Required tasks
A. From the melanoma trial excerpt, copy the passage that begins at the words "We’re focused with" and stops after the words "terrific progress here.".
B. Extend the excerpt on the melanoma dose-escalation trial, starting after its final sentence.
── Text provided ──
We’re focused with eight zero one in melanoma in our Phase one dose escalation in third line or later, where again there’s significant unmet medical need. Once melanoma patients have progressed through immunotherapy, in the case of BRAF mutant patients, BRAF inhibition and then rechallenge with various immunotherapies in the second line setting, patients have very, very few options. So we see a terrific opportunity in this patient population to leverage the powerful immune biology of interferon in combination with KEYTRUDA, which we have access to under a collaboration supply agreement with Merck. So we began dose escalation late last year. We’ve also made terrific progress here.
───
── Given records ──
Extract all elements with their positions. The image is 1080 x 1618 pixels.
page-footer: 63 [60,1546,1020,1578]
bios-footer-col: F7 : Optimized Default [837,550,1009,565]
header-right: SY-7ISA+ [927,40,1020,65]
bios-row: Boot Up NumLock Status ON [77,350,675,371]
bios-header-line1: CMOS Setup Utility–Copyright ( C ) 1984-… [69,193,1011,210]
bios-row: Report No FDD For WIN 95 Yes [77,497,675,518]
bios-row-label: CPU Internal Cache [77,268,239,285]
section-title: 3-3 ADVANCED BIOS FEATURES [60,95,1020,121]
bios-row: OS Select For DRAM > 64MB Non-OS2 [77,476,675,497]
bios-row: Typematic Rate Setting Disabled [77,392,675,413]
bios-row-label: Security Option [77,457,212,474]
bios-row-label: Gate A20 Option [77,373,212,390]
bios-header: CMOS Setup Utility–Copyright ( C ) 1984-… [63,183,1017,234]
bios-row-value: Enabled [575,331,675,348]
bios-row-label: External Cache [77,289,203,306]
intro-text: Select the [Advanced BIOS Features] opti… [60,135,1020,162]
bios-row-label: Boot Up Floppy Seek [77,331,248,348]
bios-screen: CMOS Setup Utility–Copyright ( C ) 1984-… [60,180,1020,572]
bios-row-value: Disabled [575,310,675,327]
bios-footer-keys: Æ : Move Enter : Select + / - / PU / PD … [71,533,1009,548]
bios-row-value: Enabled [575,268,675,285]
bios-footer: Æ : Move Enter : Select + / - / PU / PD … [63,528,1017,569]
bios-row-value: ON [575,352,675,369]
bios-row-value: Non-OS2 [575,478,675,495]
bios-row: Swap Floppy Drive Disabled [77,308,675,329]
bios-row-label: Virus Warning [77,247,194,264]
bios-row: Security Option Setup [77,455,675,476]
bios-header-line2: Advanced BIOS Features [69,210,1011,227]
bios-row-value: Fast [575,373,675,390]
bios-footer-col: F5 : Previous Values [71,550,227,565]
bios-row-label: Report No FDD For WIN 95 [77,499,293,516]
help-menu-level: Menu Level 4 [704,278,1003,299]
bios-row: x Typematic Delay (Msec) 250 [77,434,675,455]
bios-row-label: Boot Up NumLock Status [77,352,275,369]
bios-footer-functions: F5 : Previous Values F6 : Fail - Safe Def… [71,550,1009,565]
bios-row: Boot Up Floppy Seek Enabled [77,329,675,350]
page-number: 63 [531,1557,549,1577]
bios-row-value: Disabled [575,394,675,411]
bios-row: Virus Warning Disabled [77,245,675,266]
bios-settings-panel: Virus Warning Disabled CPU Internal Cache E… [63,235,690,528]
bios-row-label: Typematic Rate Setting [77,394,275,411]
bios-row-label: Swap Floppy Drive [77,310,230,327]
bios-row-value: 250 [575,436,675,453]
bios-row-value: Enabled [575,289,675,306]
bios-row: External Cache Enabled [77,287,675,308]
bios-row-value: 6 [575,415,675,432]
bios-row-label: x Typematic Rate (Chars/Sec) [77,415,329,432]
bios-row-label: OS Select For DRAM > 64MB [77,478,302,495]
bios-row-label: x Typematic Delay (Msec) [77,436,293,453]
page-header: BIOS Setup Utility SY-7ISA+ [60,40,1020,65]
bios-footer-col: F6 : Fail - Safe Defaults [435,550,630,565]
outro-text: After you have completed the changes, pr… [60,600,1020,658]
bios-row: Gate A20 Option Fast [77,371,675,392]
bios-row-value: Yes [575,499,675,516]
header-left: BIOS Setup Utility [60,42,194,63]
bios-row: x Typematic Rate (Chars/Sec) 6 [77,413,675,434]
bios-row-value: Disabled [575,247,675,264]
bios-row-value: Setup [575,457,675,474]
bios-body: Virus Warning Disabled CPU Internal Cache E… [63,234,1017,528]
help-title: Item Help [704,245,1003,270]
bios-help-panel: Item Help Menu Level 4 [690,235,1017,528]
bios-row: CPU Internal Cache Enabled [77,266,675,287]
───
Task-by-task answers
A.
We’re focused with eight zero one in melanoma in our Phase one dose escalation in third line or later, where again there’s significant unmet medical need. Once melanoma patients have progressed through immunotherapy, in the case of BRAF mutant patients, BRAF inhibition and then rechallenge with various immunotherapies in the second line setting, patients have very, very few options. So we see a terrific opportunity in this patient population to leverage the powerful immune biology of interferon in combination with KEYTRUDA, which we have access to under a collaboration supply agreement with Merck. So we began dose escalation late last year. We’ve also made terrific progress here.

B.
We’re currently enrolling dose level four. We’ve already exceeded dose levels of conventional unmasked interferon in this study with a great tolerability profile. So we feel that masking again is delivering in allowing us to reach potentially therapeutically active levels of this drug in these late stage patients. And our goal for the second half of the year, now that we’ve cleared those first few dose levels, is to initiate the combination with KEYTRUDA and really see what this drug can do in combination with PD-one inhibition. We’re on track for initial data in the second half and that data is likely to be translational biomarker data for monotherapy in the melanoma setting where we’ve got such a broad understanding of interferon biology that we are able to measure make very direct measurements of interferon stimulation of the immune microenvironment in the form of activation of interferon responsive genes, for example, which will give us a really good handle on how this drug is performing in the tumor and in the periphery in the context of initiating that checkpoint inhibitor combination in the second half.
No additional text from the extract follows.